● **AIM OF THE TASK**: Everything in the listing except the pictures should be written out exactly.

------------------------------------

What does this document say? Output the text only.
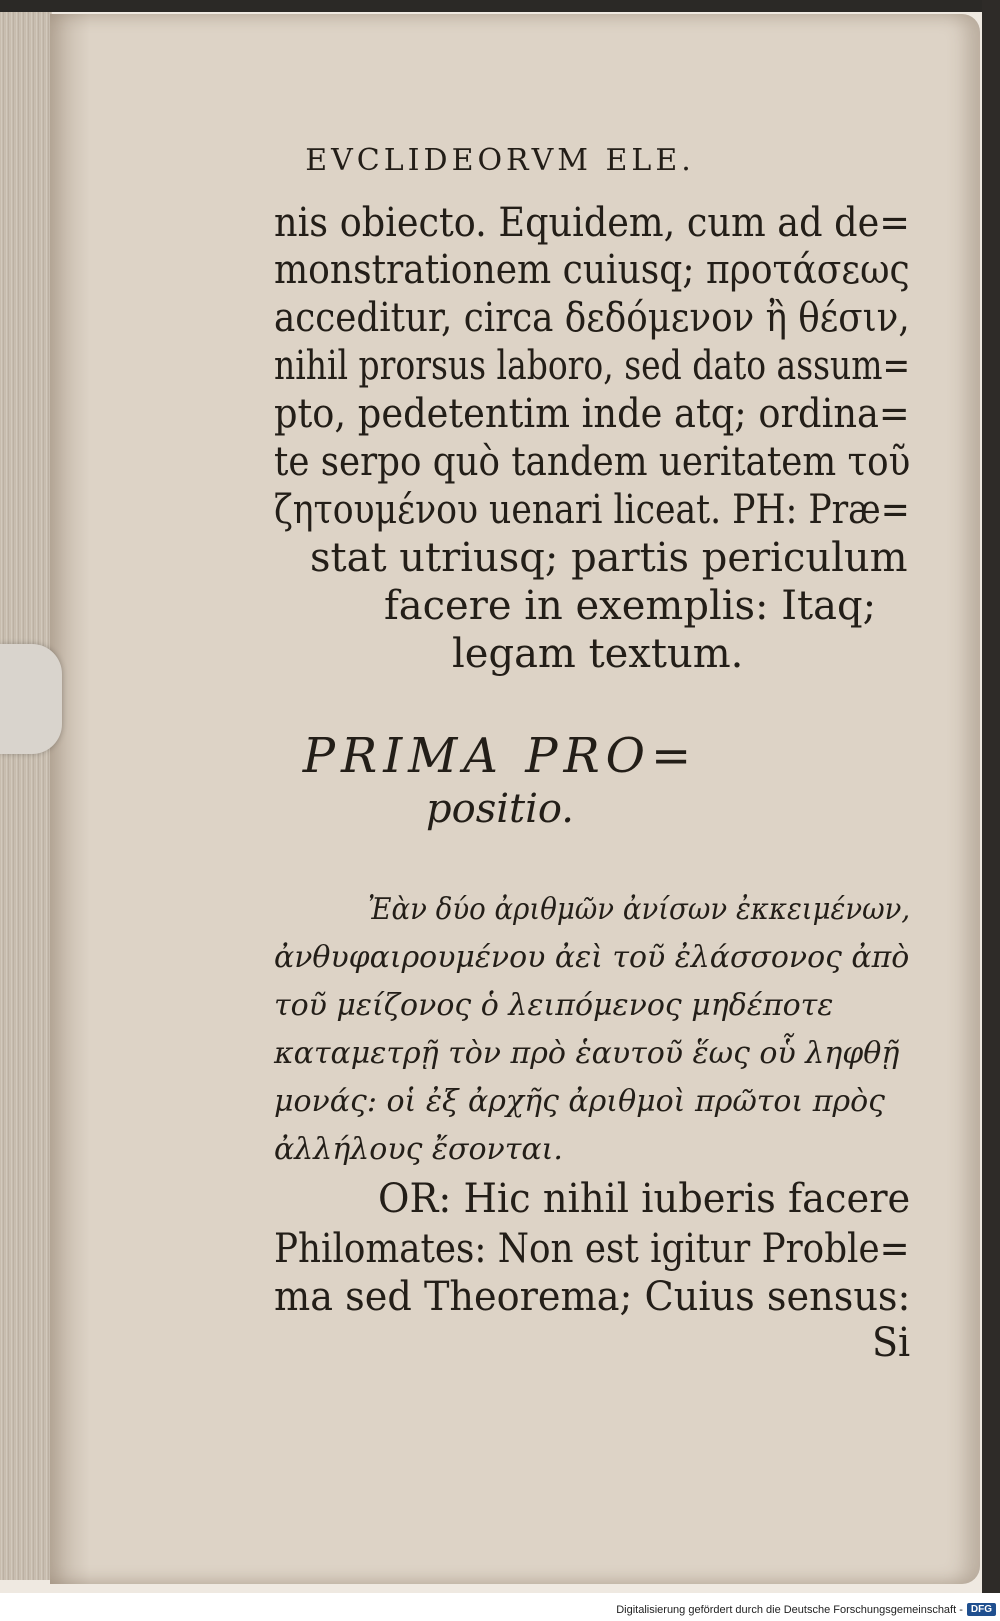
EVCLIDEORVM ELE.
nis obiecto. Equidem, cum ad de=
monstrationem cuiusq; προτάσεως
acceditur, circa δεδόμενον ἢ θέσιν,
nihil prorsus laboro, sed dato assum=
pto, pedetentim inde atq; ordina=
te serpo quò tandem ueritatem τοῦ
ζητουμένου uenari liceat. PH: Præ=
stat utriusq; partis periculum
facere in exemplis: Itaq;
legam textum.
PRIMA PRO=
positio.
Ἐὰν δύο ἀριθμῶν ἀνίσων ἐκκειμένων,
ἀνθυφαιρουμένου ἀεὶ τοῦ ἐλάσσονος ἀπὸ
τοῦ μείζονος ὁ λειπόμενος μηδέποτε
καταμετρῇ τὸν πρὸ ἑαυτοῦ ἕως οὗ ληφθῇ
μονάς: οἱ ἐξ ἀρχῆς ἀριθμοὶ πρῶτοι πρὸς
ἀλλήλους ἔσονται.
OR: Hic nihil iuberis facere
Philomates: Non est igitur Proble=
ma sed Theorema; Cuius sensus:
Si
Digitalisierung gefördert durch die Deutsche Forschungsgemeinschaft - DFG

------------------------------------

● **OUTPUT**:
What does this document say? Output the text only.
EVCLIDEORVM ELE.
nis obiecto. Equidem, cum ad de=
monstrationem cuiusq; προτάσεως
acceditur, circa δεδόμενον ἢ θέσιν,
nihil prorsus laboro, sed dato assum=
pto, pedetentim inde atq; ordina=
te serpo quò tandem ueritatem τοῦ
ζητουμένου uenari liceat. PH: Præ=
stat utriusq; partis periculum
facere in exemplis: Itaq;
legam textum.
PRIMA PRO=
positio.
Ἐὰν δύο ἀριθμῶν ἀνίσων ἐκκειμένων,
ἀνθυφαιρουμένου ἀεὶ τοῦ ἐλάσσονος ἀπὸ
τοῦ μείζονος ὁ λειπόμενος μηδέποτε
καταμετρῇ τὸν πρὸ ἑαυτοῦ ἕως οὗ ληφθῇ
μονάς: οἱ ἐξ ἀρχῆς ἀριθμοὶ πρῶτοι πρὸς
ἀλλήλους ἔσονται.
OR: Hic nihil iuberis facere
Philomates: Non est igitur Proble=
ma sed Theorema; Cuius sensus:
Si
Digitalisierung gefördert durch die Deutsche Forschungsgemeinschaft - DFG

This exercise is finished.